** TASK TO CARRY OUT **
Copy the records below exactly, leaving out every picture.

-- Begin INFORMATION GIVEN --

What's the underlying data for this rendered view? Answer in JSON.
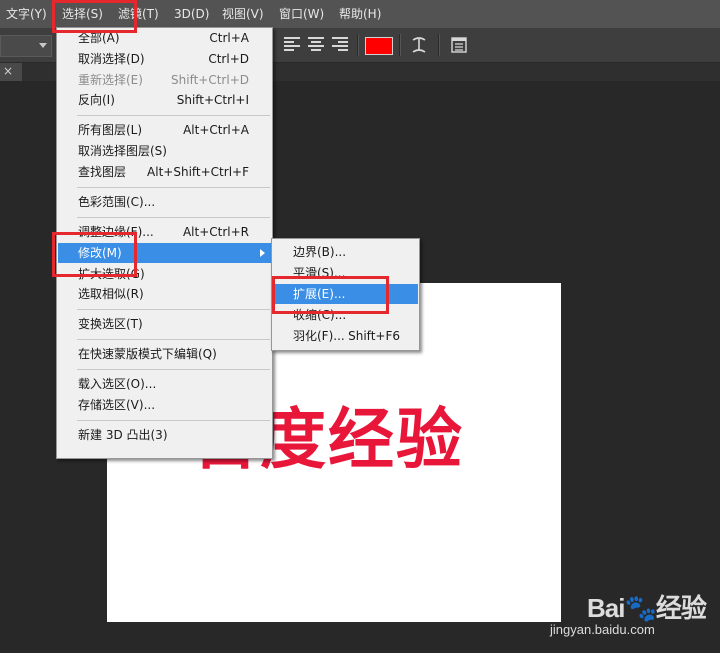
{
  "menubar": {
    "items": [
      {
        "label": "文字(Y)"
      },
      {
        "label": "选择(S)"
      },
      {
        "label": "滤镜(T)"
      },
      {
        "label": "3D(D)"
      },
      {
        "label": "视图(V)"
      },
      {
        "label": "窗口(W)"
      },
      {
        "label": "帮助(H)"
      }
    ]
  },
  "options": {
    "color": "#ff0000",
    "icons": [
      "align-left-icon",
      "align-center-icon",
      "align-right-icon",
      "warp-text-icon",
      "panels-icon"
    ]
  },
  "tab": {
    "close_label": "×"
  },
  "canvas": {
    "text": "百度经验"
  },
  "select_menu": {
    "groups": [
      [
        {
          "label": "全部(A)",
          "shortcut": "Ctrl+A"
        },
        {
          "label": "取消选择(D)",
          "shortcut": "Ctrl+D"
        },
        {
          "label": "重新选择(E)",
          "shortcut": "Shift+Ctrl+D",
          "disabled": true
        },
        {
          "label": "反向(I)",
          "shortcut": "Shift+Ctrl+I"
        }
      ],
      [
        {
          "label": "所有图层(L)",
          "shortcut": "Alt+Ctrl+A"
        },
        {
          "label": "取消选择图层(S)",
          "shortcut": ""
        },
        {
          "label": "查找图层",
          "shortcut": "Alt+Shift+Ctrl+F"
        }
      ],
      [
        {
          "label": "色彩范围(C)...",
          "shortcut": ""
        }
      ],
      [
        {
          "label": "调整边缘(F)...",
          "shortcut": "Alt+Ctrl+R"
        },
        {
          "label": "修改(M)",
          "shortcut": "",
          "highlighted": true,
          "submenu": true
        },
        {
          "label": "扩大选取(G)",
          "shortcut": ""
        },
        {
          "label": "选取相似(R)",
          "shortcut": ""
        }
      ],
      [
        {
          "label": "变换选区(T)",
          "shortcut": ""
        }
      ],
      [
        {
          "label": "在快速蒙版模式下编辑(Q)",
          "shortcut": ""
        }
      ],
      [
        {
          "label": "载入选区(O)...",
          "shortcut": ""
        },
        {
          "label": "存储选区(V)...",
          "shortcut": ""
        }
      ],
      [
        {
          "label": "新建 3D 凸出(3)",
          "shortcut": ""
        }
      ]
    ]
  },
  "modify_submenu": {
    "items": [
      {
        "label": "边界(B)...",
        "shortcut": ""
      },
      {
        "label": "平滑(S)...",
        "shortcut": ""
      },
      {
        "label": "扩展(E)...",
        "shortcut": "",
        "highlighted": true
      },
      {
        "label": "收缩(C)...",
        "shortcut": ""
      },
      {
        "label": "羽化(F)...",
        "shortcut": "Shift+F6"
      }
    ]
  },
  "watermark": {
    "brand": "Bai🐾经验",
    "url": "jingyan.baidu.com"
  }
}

-- End INFORMATION GIVEN --

** EXPECTED ANSWER **
What's the underlying data for this rendered view? Answer in JSON.
{
  "menubar": {
    "items": [
      {
        "label": "文字(Y)"
      },
      {
        "label": "选择(S)"
      },
      {
        "label": "滤镜(T)"
      },
      {
        "label": "3D(D)"
      },
      {
        "label": "视图(V)"
      },
      {
        "label": "窗口(W)"
      },
      {
        "label": "帮助(H)"
      }
    ]
  },
  "options": {
    "color": "#ff0000",
    "icons": [
      "align-left-icon",
      "align-center-icon",
      "align-right-icon",
      "warp-text-icon",
      "panels-icon"
    ]
  },
  "tab": {
    "close_label": "×"
  },
  "canvas": {
    "text": "百度经验"
  },
  "select_menu": {
    "groups": [
      [
        {
          "label": "全部(A)",
          "shortcut": "Ctrl+A"
        },
        {
          "label": "取消选择(D)",
          "shortcut": "Ctrl+D"
        },
        {
          "label": "重新选择(E)",
          "shortcut": "Shift+Ctrl+D",
          "disabled": true
        },
        {
          "label": "反向(I)",
          "shortcut": "Shift+Ctrl+I"
        }
      ],
      [
        {
          "label": "所有图层(L)",
          "shortcut": "Alt+Ctrl+A"
        },
        {
          "label": "取消选择图层(S)",
          "shortcut": ""
        },
        {
          "label": "查找图层",
          "shortcut": "Alt+Shift+Ctrl+F"
        }
      ],
      [
        {
          "label": "色彩范围(C)...",
          "shortcut": ""
        }
      ],
      [
        {
          "label": "调整边缘(F)...",
          "shortcut": "Alt+Ctrl+R"
        },
        {
          "label": "修改(M)",
          "shortcut": "",
          "highlighted": true,
          "submenu": true
        },
        {
          "label": "扩大选取(G)",
          "shortcut": ""
        },
        {
          "label": "选取相似(R)",
          "shortcut": ""
        }
      ],
      [
        {
          "label": "变换选区(T)",
          "shortcut": ""
        }
      ],
      [
        {
          "label": "在快速蒙版模式下编辑(Q)",
          "shortcut": ""
        }
      ],
      [
        {
          "label": "载入选区(O)...",
          "shortcut": ""
        },
        {
          "label": "存储选区(V)...",
          "shortcut": ""
        }
      ],
      [
        {
          "label": "新建 3D 凸出(3)",
          "shortcut": ""
        }
      ]
    ]
  },
  "modify_submenu": {
    "items": [
      {
        "label": "边界(B)...",
        "shortcut": ""
      },
      {
        "label": "平滑(S)...",
        "shortcut": ""
      },
      {
        "label": "扩展(E)...",
        "shortcut": "",
        "highlighted": true
      },
      {
        "label": "收缩(C)...",
        "shortcut": ""
      },
      {
        "label": "羽化(F)...",
        "shortcut": "Shift+F6"
      }
    ]
  },
  "watermark": {
    "brand": "Bai🐾经验",
    "url": "jingyan.baidu.com"
  }
}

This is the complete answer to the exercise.